* **WORK INSTRUCTIONS**
From the entries below, pull out each line where "data" appears.
# START OF SOURCE MATERIAL
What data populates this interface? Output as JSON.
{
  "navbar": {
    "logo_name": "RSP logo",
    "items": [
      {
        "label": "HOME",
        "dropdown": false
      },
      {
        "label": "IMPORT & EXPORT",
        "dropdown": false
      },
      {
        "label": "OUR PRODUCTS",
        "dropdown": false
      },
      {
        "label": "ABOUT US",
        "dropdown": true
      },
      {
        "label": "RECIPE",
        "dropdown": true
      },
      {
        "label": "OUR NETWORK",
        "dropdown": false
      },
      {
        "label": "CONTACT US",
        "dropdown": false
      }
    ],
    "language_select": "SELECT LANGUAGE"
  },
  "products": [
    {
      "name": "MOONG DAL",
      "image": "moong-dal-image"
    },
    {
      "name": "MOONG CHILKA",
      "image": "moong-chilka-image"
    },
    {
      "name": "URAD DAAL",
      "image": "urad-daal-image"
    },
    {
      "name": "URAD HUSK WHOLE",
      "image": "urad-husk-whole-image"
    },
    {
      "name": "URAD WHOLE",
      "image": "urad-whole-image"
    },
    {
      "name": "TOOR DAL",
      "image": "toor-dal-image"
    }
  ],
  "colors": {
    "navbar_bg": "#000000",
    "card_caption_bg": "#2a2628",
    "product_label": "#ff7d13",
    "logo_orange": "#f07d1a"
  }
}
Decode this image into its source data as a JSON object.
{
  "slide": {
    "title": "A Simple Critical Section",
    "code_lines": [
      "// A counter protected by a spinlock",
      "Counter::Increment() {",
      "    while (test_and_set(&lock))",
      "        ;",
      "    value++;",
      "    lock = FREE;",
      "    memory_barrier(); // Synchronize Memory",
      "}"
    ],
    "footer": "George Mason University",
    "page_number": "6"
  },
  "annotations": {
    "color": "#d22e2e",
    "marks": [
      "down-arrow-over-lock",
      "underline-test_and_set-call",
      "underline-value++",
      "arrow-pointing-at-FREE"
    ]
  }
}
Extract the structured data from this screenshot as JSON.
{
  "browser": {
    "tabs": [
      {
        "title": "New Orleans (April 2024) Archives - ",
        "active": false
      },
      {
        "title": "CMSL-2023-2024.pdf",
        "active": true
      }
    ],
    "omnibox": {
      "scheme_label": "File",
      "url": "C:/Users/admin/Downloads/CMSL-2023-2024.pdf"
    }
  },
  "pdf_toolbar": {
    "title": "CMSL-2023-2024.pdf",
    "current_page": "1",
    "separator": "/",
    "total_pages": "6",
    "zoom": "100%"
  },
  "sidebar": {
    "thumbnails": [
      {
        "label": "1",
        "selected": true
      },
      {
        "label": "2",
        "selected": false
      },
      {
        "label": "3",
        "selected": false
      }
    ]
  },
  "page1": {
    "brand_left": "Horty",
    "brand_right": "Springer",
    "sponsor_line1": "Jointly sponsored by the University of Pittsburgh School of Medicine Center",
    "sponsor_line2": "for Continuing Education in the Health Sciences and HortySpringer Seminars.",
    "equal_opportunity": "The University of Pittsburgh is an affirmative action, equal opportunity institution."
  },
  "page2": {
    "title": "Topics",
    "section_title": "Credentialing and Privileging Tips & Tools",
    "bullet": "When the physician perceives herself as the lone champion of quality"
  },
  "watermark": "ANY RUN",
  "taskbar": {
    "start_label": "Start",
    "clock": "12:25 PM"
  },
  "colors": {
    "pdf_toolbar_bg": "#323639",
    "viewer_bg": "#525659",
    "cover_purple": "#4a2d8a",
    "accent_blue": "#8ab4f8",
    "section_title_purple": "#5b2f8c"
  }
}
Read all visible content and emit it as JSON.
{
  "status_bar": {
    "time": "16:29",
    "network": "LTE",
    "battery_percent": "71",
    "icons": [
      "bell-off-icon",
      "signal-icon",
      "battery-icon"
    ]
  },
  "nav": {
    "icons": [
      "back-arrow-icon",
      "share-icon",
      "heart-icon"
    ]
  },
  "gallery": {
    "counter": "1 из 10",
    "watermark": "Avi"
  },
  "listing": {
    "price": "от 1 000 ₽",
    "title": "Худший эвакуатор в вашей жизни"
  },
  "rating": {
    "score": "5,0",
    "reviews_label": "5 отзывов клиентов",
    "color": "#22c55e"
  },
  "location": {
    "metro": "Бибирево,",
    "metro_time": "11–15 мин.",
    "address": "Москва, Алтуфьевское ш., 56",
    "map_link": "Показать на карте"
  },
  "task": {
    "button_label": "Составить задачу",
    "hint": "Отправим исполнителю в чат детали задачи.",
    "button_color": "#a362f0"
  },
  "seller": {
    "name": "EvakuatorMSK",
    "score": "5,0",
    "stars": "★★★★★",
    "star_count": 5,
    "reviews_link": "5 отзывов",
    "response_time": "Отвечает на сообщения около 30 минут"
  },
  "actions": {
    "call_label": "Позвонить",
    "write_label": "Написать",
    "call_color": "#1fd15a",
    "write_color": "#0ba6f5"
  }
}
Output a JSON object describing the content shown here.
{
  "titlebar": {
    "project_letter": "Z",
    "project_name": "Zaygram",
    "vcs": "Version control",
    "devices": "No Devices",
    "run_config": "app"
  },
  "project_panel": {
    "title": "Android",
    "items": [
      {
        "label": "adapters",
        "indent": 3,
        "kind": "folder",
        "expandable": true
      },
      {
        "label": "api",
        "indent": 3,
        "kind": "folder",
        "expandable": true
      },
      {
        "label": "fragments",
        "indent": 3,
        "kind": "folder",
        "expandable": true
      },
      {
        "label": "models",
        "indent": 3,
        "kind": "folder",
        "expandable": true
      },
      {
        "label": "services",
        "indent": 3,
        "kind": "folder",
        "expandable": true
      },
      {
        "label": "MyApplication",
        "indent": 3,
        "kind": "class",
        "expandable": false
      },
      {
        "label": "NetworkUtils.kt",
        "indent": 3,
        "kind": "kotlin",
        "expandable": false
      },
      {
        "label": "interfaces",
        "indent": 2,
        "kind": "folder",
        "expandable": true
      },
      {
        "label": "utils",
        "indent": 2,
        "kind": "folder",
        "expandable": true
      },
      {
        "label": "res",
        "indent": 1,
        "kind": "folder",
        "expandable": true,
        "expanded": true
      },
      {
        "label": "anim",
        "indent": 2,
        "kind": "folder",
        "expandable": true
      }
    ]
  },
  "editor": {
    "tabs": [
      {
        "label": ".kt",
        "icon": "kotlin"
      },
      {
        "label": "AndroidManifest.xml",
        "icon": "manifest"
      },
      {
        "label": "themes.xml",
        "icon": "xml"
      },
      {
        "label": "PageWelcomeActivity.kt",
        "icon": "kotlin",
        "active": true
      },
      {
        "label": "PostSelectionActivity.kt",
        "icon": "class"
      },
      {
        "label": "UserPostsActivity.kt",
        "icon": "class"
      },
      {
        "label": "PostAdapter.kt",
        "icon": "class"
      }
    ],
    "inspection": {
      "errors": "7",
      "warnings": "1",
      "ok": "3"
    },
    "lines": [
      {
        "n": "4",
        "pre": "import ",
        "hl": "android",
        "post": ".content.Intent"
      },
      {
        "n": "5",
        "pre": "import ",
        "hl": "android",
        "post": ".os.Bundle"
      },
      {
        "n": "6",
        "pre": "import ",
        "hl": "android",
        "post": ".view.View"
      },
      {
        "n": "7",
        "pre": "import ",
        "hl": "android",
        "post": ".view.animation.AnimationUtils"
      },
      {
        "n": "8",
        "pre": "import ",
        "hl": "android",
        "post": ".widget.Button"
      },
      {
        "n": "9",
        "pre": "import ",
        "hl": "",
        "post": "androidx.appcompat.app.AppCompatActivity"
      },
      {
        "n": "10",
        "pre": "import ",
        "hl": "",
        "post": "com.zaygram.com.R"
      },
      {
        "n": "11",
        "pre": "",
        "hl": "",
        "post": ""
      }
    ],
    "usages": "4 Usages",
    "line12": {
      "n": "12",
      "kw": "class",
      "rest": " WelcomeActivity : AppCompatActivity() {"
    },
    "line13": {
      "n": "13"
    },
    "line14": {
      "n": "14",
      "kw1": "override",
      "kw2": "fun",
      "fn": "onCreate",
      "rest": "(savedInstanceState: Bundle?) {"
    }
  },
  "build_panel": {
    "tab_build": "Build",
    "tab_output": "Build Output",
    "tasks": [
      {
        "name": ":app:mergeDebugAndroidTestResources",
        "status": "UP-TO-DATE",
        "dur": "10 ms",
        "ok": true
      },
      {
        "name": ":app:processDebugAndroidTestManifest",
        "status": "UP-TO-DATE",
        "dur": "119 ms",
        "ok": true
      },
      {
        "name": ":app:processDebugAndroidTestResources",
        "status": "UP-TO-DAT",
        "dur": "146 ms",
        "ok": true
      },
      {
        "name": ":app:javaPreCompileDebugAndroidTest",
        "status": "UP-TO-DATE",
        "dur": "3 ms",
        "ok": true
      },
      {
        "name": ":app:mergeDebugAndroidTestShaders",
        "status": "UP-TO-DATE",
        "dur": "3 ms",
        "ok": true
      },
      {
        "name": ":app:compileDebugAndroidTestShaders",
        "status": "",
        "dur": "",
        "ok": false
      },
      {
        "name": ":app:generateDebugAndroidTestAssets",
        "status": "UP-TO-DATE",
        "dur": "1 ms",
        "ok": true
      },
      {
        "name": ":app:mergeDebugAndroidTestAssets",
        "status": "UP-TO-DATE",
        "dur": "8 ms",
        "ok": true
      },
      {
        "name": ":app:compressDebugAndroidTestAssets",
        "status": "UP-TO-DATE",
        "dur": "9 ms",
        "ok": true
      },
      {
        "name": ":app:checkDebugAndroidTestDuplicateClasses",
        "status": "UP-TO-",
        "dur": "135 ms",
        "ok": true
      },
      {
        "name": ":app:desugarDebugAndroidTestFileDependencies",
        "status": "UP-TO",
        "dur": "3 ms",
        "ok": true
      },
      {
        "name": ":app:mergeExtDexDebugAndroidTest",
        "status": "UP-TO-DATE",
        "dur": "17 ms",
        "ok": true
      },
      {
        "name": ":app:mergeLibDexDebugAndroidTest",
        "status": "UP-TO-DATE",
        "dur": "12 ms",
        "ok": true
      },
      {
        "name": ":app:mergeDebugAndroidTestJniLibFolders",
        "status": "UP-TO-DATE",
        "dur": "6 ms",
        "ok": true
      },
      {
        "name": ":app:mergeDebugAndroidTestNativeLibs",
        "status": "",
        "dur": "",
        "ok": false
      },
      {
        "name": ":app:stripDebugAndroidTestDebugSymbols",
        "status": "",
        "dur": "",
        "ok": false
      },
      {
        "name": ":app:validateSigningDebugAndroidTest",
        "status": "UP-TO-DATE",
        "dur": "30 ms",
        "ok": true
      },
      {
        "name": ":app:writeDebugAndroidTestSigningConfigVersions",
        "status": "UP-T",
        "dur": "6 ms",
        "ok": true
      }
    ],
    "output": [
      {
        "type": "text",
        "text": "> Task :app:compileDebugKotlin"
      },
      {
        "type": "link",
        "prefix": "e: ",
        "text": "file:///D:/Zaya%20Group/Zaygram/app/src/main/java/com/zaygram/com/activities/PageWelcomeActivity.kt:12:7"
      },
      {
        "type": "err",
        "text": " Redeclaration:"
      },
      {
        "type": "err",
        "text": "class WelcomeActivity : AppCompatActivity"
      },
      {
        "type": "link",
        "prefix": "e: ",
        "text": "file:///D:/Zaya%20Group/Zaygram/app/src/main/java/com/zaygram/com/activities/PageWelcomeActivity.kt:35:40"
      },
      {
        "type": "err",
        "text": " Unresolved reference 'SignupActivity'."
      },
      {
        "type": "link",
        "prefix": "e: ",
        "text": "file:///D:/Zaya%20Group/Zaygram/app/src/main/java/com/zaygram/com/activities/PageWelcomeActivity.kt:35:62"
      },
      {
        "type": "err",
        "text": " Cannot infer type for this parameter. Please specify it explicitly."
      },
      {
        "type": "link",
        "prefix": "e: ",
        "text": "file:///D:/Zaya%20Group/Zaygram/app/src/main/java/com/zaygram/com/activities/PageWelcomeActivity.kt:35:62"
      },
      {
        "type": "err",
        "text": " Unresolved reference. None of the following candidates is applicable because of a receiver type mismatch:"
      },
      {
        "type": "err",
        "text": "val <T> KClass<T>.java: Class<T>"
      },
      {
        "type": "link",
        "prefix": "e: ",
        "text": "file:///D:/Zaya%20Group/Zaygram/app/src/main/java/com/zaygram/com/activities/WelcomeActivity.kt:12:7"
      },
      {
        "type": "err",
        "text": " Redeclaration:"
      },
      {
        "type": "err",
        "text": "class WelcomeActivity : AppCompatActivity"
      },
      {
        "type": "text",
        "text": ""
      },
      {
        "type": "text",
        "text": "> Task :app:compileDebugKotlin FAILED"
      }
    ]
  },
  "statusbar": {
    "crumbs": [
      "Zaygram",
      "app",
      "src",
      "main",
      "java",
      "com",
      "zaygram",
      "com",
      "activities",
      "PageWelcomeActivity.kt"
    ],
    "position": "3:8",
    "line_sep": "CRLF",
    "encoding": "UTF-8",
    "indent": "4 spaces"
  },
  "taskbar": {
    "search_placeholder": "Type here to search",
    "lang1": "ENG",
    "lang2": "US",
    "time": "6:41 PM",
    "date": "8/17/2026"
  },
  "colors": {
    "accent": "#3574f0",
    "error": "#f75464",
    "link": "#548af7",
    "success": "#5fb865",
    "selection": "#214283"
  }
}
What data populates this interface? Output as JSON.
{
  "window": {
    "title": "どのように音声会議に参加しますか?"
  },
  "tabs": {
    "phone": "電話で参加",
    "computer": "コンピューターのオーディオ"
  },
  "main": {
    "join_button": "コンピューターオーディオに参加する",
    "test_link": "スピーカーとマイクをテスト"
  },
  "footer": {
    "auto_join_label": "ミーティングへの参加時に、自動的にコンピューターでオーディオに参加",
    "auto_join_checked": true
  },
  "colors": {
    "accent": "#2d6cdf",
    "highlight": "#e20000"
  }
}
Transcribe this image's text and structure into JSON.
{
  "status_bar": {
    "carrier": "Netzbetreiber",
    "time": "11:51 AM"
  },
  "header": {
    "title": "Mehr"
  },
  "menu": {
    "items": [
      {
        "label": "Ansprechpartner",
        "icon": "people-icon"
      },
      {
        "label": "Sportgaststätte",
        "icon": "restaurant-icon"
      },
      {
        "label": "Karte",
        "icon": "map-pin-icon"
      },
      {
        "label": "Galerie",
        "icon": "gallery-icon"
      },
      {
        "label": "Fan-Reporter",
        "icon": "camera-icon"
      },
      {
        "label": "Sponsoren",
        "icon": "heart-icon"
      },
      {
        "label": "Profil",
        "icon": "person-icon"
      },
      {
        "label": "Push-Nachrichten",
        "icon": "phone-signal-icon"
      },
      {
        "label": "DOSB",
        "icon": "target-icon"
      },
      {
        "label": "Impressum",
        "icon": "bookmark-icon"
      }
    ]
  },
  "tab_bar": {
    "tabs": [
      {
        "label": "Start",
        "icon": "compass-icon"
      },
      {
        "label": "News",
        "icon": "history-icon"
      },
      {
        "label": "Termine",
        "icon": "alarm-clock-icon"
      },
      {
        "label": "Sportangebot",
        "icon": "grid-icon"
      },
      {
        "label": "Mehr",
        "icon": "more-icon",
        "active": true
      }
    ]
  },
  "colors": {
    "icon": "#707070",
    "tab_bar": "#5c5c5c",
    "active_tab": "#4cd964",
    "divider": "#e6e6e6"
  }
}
# END OF SOURCE MATERIAL
* **SOLUTION FOR THIS EXERCISE**
What data populates this interface? Output as JSON.
Decode this image into its source data as a JSON object.
Extract the structured data from this screenshot as JSON.
What data populates this interface? Output as JSON.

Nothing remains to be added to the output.